What is being asked: Can you find the lines of the listing that include "thích" and copy every one?

Collected data
* Begin *

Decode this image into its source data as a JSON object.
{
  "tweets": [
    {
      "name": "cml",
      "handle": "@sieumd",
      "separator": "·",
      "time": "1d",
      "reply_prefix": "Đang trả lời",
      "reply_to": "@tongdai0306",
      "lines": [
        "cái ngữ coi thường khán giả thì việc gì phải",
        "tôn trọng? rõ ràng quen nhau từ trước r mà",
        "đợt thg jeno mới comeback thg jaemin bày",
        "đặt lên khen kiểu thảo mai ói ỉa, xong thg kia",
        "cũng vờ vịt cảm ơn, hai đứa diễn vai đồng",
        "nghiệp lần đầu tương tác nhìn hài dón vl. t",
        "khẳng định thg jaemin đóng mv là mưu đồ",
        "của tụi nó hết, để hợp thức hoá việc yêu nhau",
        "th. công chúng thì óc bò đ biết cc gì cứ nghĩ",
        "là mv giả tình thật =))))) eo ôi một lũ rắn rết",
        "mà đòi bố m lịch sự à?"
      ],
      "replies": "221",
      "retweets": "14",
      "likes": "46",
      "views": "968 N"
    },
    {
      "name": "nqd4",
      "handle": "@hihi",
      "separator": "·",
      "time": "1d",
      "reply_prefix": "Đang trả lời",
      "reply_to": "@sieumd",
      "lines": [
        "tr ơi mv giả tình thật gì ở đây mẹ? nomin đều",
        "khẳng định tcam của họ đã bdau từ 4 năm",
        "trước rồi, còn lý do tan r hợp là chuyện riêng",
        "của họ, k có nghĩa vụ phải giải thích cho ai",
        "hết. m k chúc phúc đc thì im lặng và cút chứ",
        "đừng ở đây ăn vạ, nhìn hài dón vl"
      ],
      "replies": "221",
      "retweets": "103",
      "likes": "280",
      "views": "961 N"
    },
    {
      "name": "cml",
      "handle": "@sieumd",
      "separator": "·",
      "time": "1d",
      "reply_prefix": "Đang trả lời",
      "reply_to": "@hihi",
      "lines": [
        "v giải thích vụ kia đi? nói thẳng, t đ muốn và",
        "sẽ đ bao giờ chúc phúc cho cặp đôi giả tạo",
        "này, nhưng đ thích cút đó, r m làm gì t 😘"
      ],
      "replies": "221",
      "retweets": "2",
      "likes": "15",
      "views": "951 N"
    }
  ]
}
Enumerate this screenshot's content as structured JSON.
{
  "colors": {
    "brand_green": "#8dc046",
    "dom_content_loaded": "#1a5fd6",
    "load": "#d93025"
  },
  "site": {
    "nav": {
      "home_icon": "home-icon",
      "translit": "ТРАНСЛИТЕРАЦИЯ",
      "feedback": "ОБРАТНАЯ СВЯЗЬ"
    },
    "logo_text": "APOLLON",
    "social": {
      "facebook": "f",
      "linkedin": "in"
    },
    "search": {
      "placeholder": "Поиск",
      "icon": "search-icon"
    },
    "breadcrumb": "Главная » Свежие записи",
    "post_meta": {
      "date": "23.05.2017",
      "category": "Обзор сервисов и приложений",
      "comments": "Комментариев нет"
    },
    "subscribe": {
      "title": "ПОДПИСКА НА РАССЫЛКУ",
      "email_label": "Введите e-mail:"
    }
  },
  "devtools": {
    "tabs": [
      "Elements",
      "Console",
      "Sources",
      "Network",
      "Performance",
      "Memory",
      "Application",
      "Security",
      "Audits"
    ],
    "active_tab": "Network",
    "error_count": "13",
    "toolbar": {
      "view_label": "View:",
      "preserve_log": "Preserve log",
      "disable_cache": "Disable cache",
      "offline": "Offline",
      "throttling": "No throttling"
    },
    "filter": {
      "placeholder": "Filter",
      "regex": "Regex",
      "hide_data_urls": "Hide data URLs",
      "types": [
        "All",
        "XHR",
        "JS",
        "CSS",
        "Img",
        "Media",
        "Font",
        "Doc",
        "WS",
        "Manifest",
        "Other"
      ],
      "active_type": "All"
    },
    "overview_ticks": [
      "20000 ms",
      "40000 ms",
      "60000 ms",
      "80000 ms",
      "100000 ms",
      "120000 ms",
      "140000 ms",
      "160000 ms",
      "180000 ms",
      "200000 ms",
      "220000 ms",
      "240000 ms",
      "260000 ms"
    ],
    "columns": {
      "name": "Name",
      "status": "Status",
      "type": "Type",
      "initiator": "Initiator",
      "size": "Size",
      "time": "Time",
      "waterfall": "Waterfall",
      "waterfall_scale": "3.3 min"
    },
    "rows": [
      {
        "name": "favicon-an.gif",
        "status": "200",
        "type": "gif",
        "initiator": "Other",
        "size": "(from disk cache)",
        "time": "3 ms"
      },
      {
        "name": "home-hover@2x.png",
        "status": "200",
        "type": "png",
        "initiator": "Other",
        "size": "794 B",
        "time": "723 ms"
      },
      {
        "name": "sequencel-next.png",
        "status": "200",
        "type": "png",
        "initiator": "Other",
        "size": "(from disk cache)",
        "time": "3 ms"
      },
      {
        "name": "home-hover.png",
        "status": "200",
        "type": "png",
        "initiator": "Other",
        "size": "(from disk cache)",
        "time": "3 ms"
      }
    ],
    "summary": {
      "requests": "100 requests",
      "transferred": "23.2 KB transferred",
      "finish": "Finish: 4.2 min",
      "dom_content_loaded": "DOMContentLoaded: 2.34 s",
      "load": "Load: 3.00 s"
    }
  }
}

* End *

Task response:
        "của họ, k có nghĩa vụ phải giải thích cho ai",
        "v giải thích vụ kia đi? nói thẳng, t đ muốn và",
        "này, nhưng đ thích cút đó, r m làm gì t 😘"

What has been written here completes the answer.